* _EXERCISE DESCRIPTION_
Locate each line holding the string "Acid" and copy it.

===== PROVIDED ENTRIES =====

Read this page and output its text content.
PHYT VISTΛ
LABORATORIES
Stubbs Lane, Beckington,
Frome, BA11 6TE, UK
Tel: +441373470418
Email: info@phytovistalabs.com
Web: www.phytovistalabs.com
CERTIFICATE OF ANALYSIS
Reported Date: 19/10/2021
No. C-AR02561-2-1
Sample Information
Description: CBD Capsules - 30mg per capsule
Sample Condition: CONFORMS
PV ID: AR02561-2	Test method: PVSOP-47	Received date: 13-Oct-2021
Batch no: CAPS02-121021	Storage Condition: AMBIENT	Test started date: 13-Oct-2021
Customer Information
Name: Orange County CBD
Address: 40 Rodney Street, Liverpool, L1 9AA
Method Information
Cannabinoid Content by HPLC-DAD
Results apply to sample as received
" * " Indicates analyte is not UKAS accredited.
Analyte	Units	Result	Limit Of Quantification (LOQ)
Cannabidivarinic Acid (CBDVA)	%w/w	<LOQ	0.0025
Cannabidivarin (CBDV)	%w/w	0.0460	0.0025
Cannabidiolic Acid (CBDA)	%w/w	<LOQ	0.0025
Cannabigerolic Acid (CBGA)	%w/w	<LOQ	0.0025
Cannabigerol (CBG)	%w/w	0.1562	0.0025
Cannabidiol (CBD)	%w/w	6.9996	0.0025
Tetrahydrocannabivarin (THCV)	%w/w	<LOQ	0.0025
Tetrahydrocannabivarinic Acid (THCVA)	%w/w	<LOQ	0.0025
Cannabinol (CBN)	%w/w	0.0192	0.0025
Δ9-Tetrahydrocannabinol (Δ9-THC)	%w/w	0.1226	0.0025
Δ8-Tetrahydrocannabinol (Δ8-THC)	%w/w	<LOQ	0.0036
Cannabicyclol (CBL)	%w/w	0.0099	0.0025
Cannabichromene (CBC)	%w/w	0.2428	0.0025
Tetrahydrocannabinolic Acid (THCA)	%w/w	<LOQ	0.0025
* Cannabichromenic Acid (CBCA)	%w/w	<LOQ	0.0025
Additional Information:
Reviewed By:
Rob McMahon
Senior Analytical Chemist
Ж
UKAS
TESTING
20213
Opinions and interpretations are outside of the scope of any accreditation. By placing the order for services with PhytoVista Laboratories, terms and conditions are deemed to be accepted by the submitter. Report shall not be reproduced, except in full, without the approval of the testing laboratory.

=====

* _SOLUTION TO THIS PROBLEM_
Cannabidivarinic Acid (CBDVA)	%w/w	<LOQ	0.0025
Cannabidiolic Acid (CBDA)	%w/w	<LOQ	0.0025
Cannabigerolic Acid (CBGA)	%w/w	<LOQ	0.0025
Tetrahydrocannabivarinic Acid (THCVA)	%w/w	<LOQ	0.0025
Tetrahydrocannabinolic Acid (THCA)	%w/w	<LOQ	0.0025
* Cannabichromenic Acid (CBCA)	%w/w	<LOQ	0.0025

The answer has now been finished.